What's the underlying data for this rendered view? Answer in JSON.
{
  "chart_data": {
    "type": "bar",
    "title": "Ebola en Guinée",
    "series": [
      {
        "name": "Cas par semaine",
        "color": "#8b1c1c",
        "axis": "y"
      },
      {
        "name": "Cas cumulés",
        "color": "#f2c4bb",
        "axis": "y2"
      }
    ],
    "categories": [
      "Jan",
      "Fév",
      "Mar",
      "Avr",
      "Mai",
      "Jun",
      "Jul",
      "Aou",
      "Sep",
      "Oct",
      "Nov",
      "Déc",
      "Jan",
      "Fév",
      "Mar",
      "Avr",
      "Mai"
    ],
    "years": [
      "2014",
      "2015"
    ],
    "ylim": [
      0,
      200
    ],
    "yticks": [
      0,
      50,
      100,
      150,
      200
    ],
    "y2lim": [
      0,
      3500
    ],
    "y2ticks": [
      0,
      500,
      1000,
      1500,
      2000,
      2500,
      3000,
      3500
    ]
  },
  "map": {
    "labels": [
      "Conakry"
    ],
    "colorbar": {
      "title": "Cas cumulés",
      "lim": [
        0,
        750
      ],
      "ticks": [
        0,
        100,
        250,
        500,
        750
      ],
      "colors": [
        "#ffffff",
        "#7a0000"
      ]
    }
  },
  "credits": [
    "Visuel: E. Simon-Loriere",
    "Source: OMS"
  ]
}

◆ **Exercise directions**:
Write out the listing once more, matching it exactly.

◆ **Full response**:
What's the underlying data for this rendered view? Answer in JSON.
{
  "chart_data": {
    "type": "bar",
    "title": "Ebola en Guinée",
    "series": [
      {
        "name": "Cas par semaine",
        "color": "#8b1c1c",
        "axis": "y"
      },
      {
        "name": "Cas cumulés",
        "color": "#f2c4bb",
        "axis": "y2"
      }
    ],
    "categories": [
      "Jan",
      "Fév",
      "Mar",
      "Avr",
      "Mai",
      "Jun",
      "Jul",
      "Aou",
      "Sep",
      "Oct",
      "Nov",
      "Déc",
      "Jan",
      "Fév",
      "Mar",
      "Avr",
      "Mai"
    ],
    "years": [
      "2014",
      "2015"
    ],
    "ylim": [
      0,
      200
    ],
    "yticks": [
      0,
      50,
      100,
      150,
      200
    ],
    "y2lim": [
      0,
      3500
    ],
    "y2ticks": [
      0,
      500,
      1000,
      1500,
      2000,
      2500,
      3000,
      3500
    ]
  },
  "map": {
    "labels": [
      "Conakry"
    ],
    "colorbar": {
      "title": "Cas cumulés",
      "lim": [
        0,
        750
      ],
      "ticks": [
        0,
        100,
        250,
        500,
        750
      ],
      "colors": [
        "#ffffff",
        "#7a0000"
      ]
    }
  },
  "credits": [
    "Visuel: E. Simon-Loriere",
    "Source: OMS"
  ]
}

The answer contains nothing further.